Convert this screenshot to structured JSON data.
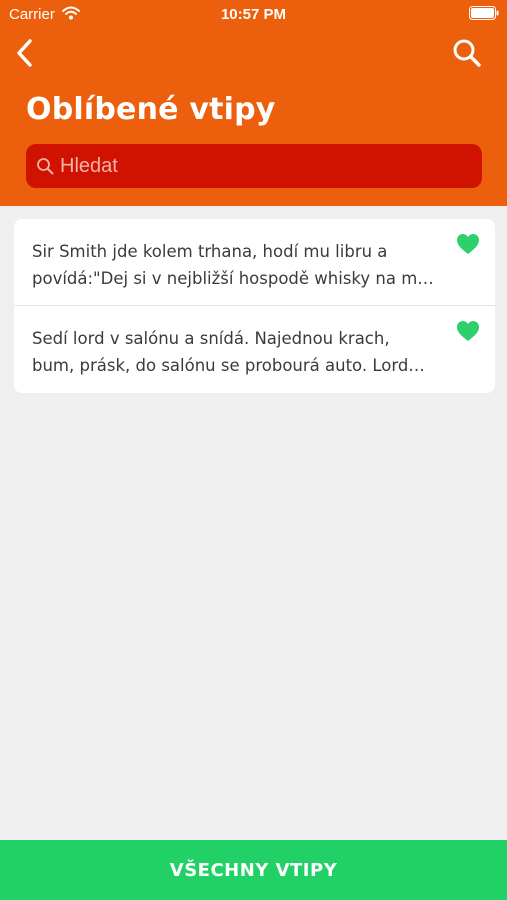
{
  "status_bar": {
    "carrier": "Carrier",
    "time": "10:57 PM",
    "wifi_icon": "wifi-icon",
    "battery_icon": "battery-full-icon"
  },
  "header": {
    "back_icon": "chevron-left-icon",
    "search_icon": "search-icon",
    "title": "Oblíbené vtipy",
    "background_color": "#ec5f0c"
  },
  "search": {
    "placeholder": "Hledat",
    "value": "",
    "background_color": "#d01301"
  },
  "jokes": [
    {
      "line1": "Sir Smith jde kolem trhana, hodí mu libru a",
      "line2": "povídá:\"Dej si v nejbližší hospodě whisky na m…",
      "favorite": true,
      "heart_color": "#2ed06b"
    },
    {
      "line1": "Sedí lord v salónu a snídá. Najednou krach,",
      "line2": "bum, prásk, do salónu se probourá auto. Lord…",
      "favorite": true,
      "heart_color": "#2ed06b"
    }
  ],
  "bottom_button": {
    "label": "VŠECHNY VTIPY",
    "background_color": "#22d165"
  }
}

→ STATED GOAL: In your copy of the listing above, reproduce each line exactly and omit all pictures.

→ ANSWER BELOW:
Convert this screenshot to structured JSON data.
{
  "status_bar": {
    "carrier": "Carrier",
    "time": "10:57 PM",
    "wifi_icon": "wifi-icon",
    "battery_icon": "battery-full-icon"
  },
  "header": {
    "back_icon": "chevron-left-icon",
    "search_icon": "search-icon",
    "title": "Oblíbené vtipy",
    "background_color": "#ec5f0c"
  },
  "search": {
    "placeholder": "Hledat",
    "value": "",
    "background_color": "#d01301"
  },
  "jokes": [
    {
      "line1": "Sir Smith jde kolem trhana, hodí mu libru a",
      "line2": "povídá:\"Dej si v nejbližší hospodě whisky na m…",
      "favorite": true,
      "heart_color": "#2ed06b"
    },
    {
      "line1": "Sedí lord v salónu a snídá. Najednou krach,",
      "line2": "bum, prásk, do salónu se probourá auto. Lord…",
      "favorite": true,
      "heart_color": "#2ed06b"
    }
  ],
  "bottom_button": {
    "label": "VŠECHNY VTIPY",
    "background_color": "#22d165"
  }
}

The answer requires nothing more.